→ **Aim**:
Show every line that has the string "TradingView" in it.

→ **Information shown**:
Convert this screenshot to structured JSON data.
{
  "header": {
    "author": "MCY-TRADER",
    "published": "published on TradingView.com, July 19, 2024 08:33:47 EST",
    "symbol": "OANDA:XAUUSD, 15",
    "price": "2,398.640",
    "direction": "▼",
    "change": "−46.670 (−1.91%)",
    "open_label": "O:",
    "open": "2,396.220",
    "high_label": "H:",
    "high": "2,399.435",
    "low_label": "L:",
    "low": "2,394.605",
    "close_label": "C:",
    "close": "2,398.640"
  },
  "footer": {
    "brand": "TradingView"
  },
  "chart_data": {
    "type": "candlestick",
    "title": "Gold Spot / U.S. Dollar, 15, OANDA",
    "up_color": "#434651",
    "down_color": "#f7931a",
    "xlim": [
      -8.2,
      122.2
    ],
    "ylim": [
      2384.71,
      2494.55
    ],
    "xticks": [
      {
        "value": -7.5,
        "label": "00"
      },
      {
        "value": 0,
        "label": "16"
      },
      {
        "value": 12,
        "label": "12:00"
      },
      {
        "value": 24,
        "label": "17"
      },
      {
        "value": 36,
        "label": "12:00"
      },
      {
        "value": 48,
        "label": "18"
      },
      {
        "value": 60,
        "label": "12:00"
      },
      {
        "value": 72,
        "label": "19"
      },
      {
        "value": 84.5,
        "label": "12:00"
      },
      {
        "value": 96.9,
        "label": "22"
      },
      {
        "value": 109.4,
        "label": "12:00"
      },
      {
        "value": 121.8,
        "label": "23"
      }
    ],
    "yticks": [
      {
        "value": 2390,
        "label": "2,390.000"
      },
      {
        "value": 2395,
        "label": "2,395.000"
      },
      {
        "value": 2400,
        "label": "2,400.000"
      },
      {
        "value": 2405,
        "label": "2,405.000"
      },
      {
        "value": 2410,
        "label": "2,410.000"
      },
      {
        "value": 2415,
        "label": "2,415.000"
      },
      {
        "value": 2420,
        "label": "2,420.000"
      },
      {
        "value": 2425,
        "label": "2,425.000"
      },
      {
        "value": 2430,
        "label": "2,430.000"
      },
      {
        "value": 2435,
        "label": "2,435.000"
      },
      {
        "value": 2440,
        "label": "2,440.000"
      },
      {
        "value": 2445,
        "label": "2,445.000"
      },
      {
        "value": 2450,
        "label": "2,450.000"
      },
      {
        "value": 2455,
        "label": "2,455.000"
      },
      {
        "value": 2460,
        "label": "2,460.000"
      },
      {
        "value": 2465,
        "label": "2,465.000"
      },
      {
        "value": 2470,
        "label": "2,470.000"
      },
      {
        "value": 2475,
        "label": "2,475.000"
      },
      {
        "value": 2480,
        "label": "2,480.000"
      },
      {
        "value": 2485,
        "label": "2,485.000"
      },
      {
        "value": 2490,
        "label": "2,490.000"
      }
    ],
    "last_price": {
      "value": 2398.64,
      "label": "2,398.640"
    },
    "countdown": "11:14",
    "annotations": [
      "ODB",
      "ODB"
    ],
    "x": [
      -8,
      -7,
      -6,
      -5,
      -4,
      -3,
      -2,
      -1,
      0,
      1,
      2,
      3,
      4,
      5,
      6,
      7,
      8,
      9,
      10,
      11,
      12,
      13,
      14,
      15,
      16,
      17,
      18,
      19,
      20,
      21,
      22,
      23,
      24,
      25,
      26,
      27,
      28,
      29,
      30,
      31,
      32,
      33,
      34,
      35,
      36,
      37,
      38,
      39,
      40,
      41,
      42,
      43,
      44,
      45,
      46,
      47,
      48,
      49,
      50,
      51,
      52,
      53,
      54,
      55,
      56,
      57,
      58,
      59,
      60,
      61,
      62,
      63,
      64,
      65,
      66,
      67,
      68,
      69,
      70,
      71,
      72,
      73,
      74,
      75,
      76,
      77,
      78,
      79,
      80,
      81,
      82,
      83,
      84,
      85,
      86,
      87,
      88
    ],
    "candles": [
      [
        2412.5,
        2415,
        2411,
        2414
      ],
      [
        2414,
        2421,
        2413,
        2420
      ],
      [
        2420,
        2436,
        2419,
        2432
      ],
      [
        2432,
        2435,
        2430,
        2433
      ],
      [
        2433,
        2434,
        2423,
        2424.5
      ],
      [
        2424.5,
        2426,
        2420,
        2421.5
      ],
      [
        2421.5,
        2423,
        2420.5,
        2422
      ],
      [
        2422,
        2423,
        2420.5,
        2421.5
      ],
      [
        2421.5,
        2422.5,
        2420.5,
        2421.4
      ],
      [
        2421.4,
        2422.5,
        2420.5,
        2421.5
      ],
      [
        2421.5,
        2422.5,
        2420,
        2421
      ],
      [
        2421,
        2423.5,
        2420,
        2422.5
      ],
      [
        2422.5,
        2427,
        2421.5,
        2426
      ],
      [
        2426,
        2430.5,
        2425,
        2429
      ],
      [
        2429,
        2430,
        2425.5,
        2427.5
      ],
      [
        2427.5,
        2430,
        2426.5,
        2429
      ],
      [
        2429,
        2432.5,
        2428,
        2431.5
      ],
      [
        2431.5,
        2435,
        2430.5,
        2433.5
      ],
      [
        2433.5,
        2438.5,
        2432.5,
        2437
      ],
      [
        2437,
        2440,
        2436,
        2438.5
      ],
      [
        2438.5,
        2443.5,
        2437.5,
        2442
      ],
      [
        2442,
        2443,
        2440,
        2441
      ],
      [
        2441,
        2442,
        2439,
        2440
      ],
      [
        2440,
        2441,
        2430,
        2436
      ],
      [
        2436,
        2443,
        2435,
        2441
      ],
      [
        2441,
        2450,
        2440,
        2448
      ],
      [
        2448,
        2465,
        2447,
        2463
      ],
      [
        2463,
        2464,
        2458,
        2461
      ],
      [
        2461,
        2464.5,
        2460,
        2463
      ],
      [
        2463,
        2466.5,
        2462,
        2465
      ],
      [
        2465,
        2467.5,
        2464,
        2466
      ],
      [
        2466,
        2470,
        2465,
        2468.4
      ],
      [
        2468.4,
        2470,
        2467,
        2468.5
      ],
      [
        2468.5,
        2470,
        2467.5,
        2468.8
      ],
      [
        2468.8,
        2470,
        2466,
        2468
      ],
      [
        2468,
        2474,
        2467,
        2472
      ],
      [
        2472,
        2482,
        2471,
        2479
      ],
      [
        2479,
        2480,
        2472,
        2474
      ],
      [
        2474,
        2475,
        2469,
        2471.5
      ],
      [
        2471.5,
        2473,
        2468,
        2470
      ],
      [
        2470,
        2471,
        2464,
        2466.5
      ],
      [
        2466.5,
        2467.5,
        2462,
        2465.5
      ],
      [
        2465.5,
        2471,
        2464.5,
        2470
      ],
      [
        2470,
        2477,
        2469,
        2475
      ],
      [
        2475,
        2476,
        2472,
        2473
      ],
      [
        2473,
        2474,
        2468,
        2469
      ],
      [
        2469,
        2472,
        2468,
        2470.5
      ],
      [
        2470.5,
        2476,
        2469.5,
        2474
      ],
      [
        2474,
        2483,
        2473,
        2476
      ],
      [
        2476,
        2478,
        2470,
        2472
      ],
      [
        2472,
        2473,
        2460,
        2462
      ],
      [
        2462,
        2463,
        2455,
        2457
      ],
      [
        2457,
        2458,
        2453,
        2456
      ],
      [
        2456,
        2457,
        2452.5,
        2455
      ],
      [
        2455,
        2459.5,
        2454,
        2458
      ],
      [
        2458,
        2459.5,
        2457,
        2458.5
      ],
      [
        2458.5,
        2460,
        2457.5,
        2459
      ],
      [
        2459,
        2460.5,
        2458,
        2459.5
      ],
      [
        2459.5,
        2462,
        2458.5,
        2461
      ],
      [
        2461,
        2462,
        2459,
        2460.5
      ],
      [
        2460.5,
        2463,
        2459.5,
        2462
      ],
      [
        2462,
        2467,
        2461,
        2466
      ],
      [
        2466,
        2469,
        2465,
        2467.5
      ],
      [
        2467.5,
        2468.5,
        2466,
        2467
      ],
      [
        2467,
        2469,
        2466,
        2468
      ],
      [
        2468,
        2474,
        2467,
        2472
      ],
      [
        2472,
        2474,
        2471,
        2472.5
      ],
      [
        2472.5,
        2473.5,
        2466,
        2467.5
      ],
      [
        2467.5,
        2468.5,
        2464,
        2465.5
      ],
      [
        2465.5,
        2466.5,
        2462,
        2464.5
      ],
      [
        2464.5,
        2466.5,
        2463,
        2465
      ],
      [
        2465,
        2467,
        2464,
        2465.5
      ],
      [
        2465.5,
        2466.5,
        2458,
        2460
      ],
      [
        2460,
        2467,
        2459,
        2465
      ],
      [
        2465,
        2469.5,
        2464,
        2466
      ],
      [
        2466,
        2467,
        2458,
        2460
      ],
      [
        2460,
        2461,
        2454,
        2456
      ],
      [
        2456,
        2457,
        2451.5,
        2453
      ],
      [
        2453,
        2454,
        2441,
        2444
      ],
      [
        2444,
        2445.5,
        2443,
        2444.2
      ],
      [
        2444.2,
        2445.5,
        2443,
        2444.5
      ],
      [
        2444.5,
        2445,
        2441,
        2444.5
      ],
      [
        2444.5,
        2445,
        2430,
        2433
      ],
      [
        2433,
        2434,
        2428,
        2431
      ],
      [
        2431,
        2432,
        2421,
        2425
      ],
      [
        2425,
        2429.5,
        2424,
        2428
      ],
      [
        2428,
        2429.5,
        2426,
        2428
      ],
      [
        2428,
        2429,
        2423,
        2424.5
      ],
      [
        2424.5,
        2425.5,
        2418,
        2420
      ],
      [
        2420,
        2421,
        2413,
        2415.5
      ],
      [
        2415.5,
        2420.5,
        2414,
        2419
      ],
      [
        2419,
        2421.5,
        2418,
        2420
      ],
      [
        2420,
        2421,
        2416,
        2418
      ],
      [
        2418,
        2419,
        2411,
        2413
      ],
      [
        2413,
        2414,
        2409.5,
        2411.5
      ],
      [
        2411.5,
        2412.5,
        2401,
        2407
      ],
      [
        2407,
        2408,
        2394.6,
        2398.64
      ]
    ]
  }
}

→ **Solution**:
    "published": "published on TradingView.com, July 19, 2024 08:33:47 EST",
    "brand": "TradingView"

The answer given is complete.